**What the task requires:** Copy each line of the entries that contains the word "posture".

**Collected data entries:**
** begin **

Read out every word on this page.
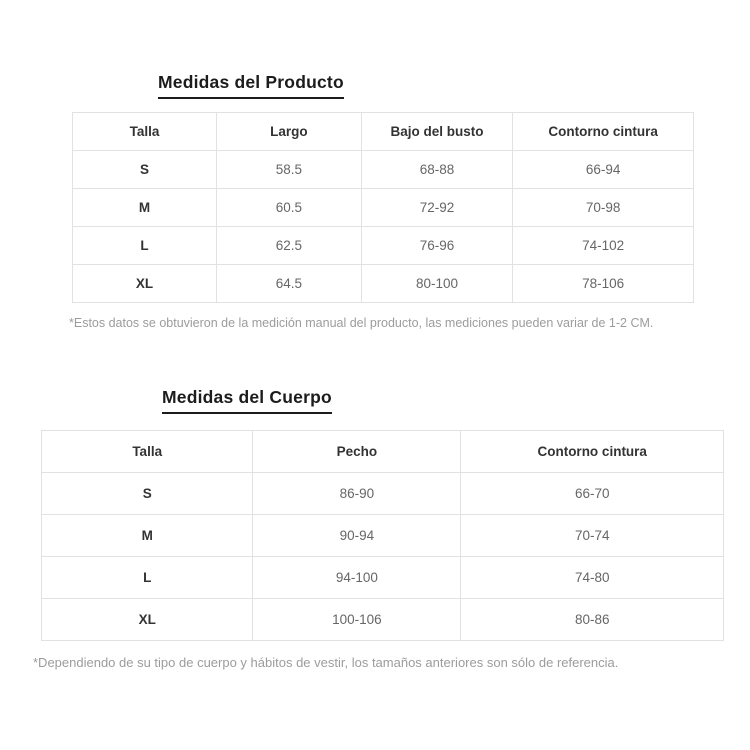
Medidas del Producto
Talla	Largo	Bajo del busto	Contorno cintura
S	58.5	68-88	66-94
M	60.5	72-92	70-98
L	62.5	76-96	74-102
XL	64.5	80-100	78-106

*Estos datos se obtuvieron de la medición manual del producto, las mediciones pueden variar de 1-2 CM.

Medidas del Cuerpo
Talla	Pecho	Contorno cintura
S	86-90	66-70
M	90-94	70-74
L	94-100	74-80
XL	100-106	80-86

*Dependiendo de su tipo de cuerpo y hábitos de vestir, los tamaños anteriores son sólo de referencia.
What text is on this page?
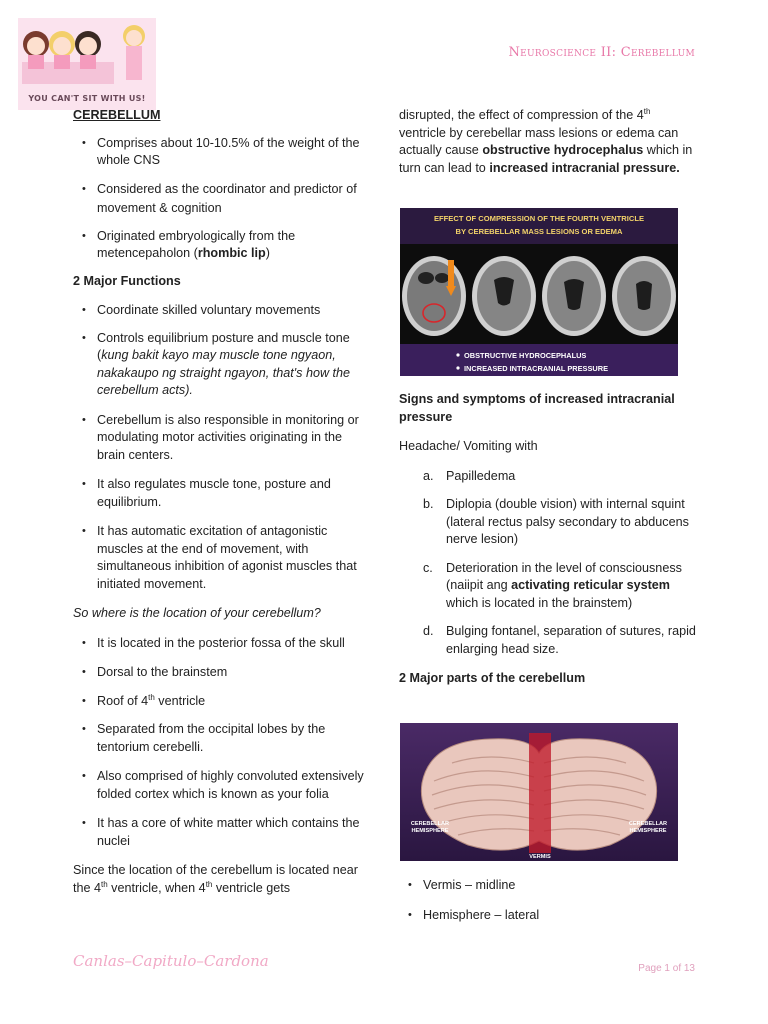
YOU CAN'T SIT WITH US!
Neuroscience II: Cerebellum
CEREBELLUM
• Comprises about 10-10.5% of the weight of the whole CNS
• Considered as the coordinator and predictor of movement & cognition
• Originated embryologically from the metencepaholon (rhombic lip)
2 Major Functions
• Coordinate skilled voluntary movements
• Controls equilibrium posture and muscle tone (kung bakit kayo may muscle tone ngyaon, nakakaupo ng straight ngayon, that's how the cerebellum acts).
• Cerebellum is also responsible in monitoring or modulating motor activities originating in the brain centers.
• It also regulates muscle tone, posture and equilibrium.
• It has automatic excitation of antagonistic muscles at the end of movement, with simultaneous inhibition of agonist muscles that initiated movement.
So where is the location of your cerebellum?
• It is located in the posterior fossa of the skull
• Dorsal to the brainstem
• Roof of 4th ventricle
• Separated from the occipital lobes by the tentorium cerebelli.
• Also comprised of highly convoluted extensively folded cortex which is known as your folia
• It has a core of white matter which contains the nuclei
Since the location of the cerebellum is located near the 4th ventricle, when 4th ventricle gets
disrupted, the effect of compression of the 4th ventricle by cerebellar mass lesions or edema can actually cause obstructive hydrocephalus which in turn can lead to increased intracranial pressure.
EFFECT OF COMPRESSION OF THE FOURTH VENTRICLE
BY CEREBELLAR MASS LESIONS OR EDEMA
OBSTRUCTIVE HYDROCEPHALUS
INCREASED INTRACRANIAL PRESSURE
Signs and symptoms of increased intracranial pressure
Headache/ Vomiting with
a. Papilledema
b. Diplopia (double vision) with internal squint (lateral rectus palsy secondary to abducens nerve lesion)
c. Deterioration in the level of consciousness (naiipit ang activating reticular system which is located in the brainstem)
d. Bulging fontanel, separation of sutures, rapid enlarging head size.
2 Major parts of the cerebellum
CEREBELLAR
HEMISPHERE
CEREBELLAR
HEMISPHERE
VERMIS
• Vermis – midline
• Hemisphere – lateral
Canlas–Capitulo–Cardona	Page 1 of 13
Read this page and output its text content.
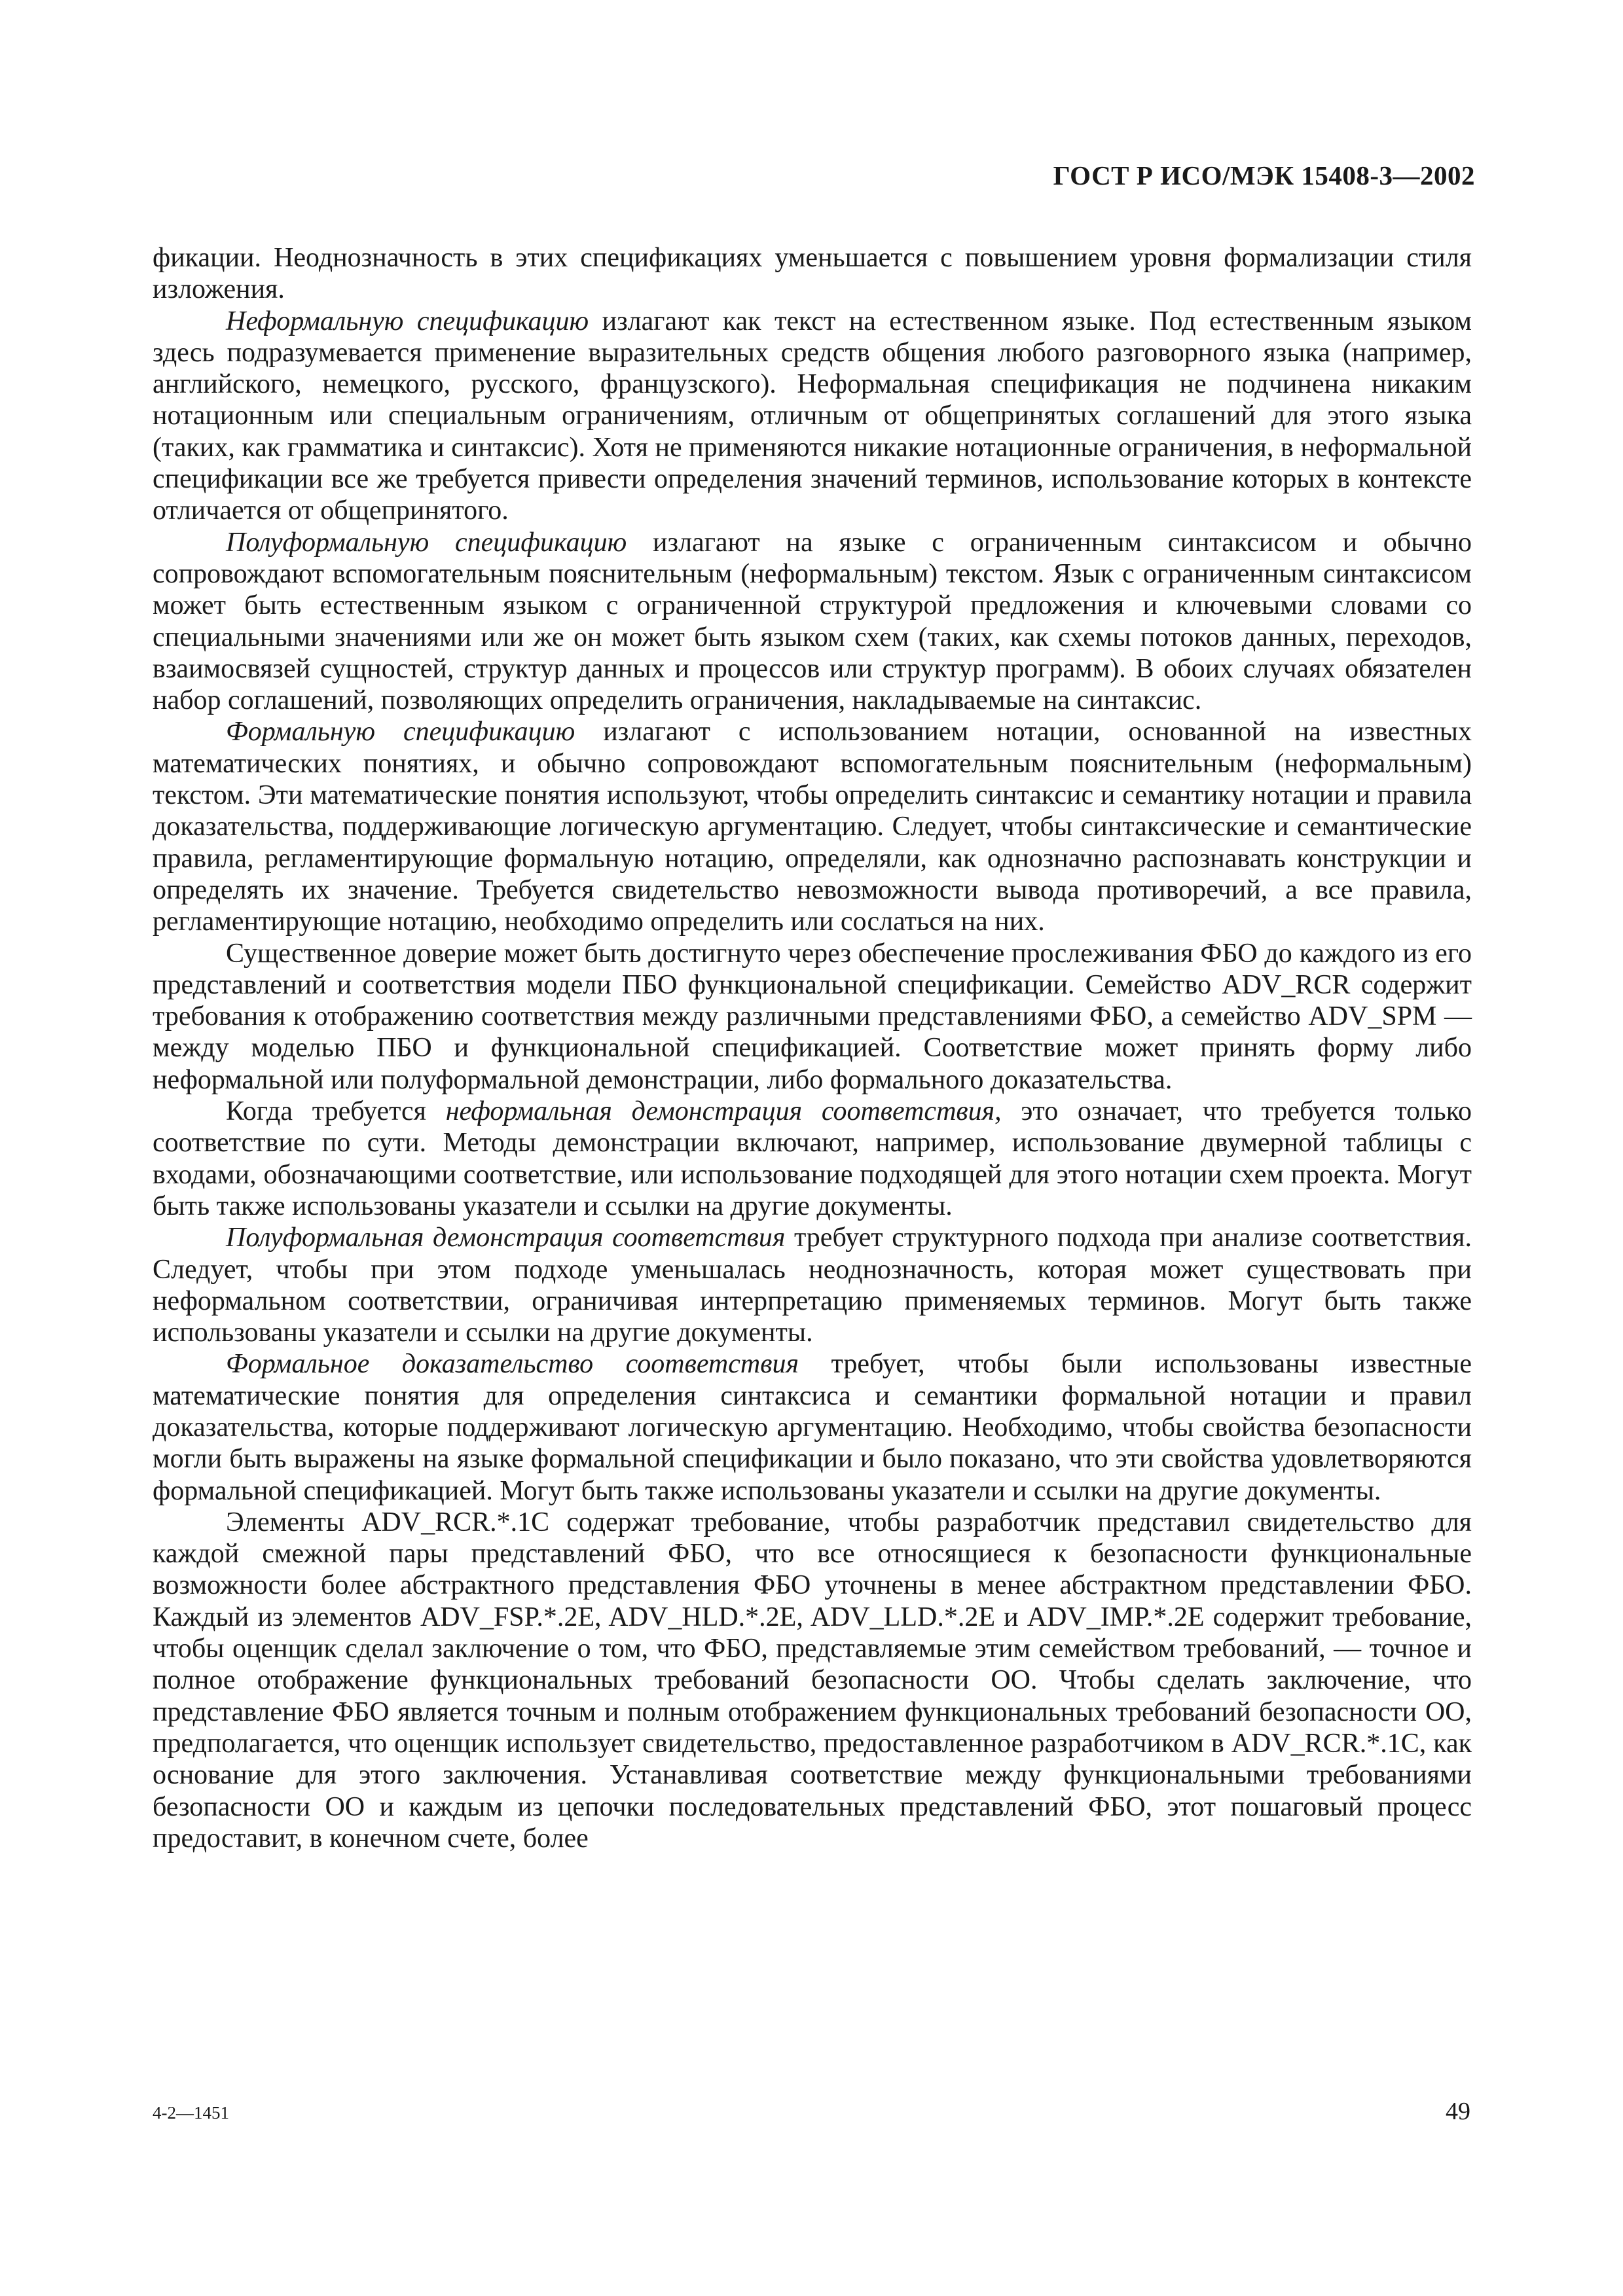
ГОСТ Р ИСО/МЭК 15408-3—2002

фикации. Неоднозначность в этих спецификациях уменьшается с повышением уровня формализации стиля изложения.

Неформальную спецификацию излагают как текст на естественном языке. Под естественным языком здесь подразумевается применение выразительных средств общения любого разговорного языка (например, английского, немецкого, русского, французского). Неформальная спецификация не подчинена никаким нотационным или специальным ограничениям, отличным от общепринятых соглашений для этого языка (таких, как грамматика и синтаксис). Хотя не применяются никакие нотационные ограничения, в неформальной спецификации все же требуется привести определения значений терминов, использование которых в контексте отличается от общепринятого.

Полуформальную спецификацию излагают на языке с ограниченным синтаксисом и обычно сопровождают вспомогательным пояснительным (неформальным) текстом. Язык с ограниченным синтаксисом может быть естественным языком с ограниченной структурой предложения и ключевыми словами со специальными значениями или же он может быть языком схем (таких, как схемы потоков данных, переходов, взаимосвязей сущностей, структур данных и процессов или структур программ). В обоих случаях обязателен набор соглашений, позволяющих определить ограничения, накладываемые на синтаксис.

Формальную спецификацию излагают с использованием нотации, основанной на известных математических понятиях, и обычно сопровождают вспомогательным пояснительным (неформальным) текстом. Эти математические понятия используют, чтобы определить синтаксис и семантику нотации и правила доказательства, поддерживающие логическую аргументацию. Следует, чтобы синтаксические и семантические правила, регламентирующие формальную нотацию, определяли, как однозначно распознавать конструкции и определять их значение. Требуется свидетельство невозможности вывода противоречий, а все правила, регламентирующие нотацию, необходимо определить или сослаться на них.

Существенное доверие может быть достигнуто через обеспечение прослеживания ФБО до каждого из его представлений и соответствия модели ПБО функциональной спецификации. Семейство ADV_RCR содержит требования к отображению соответствия между различными представлениями ФБО, а семейство ADV_SPM — между моделью ПБО и функциональной спецификацией. Соответствие может принять форму либо неформальной или полуформальной демонстрации, либо формального доказательства.

Когда требуется неформальная демонстрация соответствия, это означает, что требуется только соответствие по сути. Методы демонстрации включают, например, использование двумерной таблицы с входами, обозначающими соответствие, или использование подходящей для этого нотации схем проекта. Могут быть также использованы указатели и ссылки на другие документы.

Полуформальная демонстрация соответствия требует структурного подхода при анализе соответствия. Следует, чтобы при этом подходе уменьшалась неоднозначность, которая может существовать при неформальном соответствии, ограничивая интерпретацию применяемых терминов. Могут быть также использованы указатели и ссылки на другие документы.

Формальное доказательство соответствия требует, чтобы были использованы известные математические понятия для определения синтаксиса и семантики формальной нотации и правил доказательства, которые поддерживают логическую аргументацию. Необходимо, чтобы свойства безопасности могли быть выражены на языке формальной спецификации и было показано, что эти свойства удовлетворяются формальной спецификацией. Могут быть также использованы указатели и ссылки на другие документы.

Элементы ADV_RCR.*.1C содержат требование, чтобы разработчик представил свидетельство для каждой смежной пары представлений ФБО, что все относящиеся к безопасности функциональные возможности более абстрактного представления ФБО уточнены в менее абстрактном представлении ФБО. Каждый из элементов ADV_FSP.*.2E, ADV_HLD.*.2E, ADV_LLD.*.2E и ADV_IMP.*.2E содержит требование, чтобы оценщик сделал заключение о том, что ФБО, представляемые этим семейством требований, — точное и полное отображение функциональных требований безопасности ОО. Чтобы сделать заключение, что представление ФБО является точным и полным отображением функциональных требований безопасности ОО, предполагается, что оценщик использует свидетельство, предоставленное разработчиком в ADV_RCR.*.1C, как основание для этого заключения. Устанавливая соответствие между функциональными требованиями безопасности ОО и каждым из цепочки последовательных представлений ФБО, этот пошаговый процесс предоставит, в конечном счете, более

4-2—1451	49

** end **

**Complete answer:**
• Controls equilibrium posture and muscle tone (kung bakit kayo may muscle tone ngyaon, nakakaupo ng straight ngayon, that's how the cerebellum acts).
• It also regulates muscle tone, posture and equilibrium.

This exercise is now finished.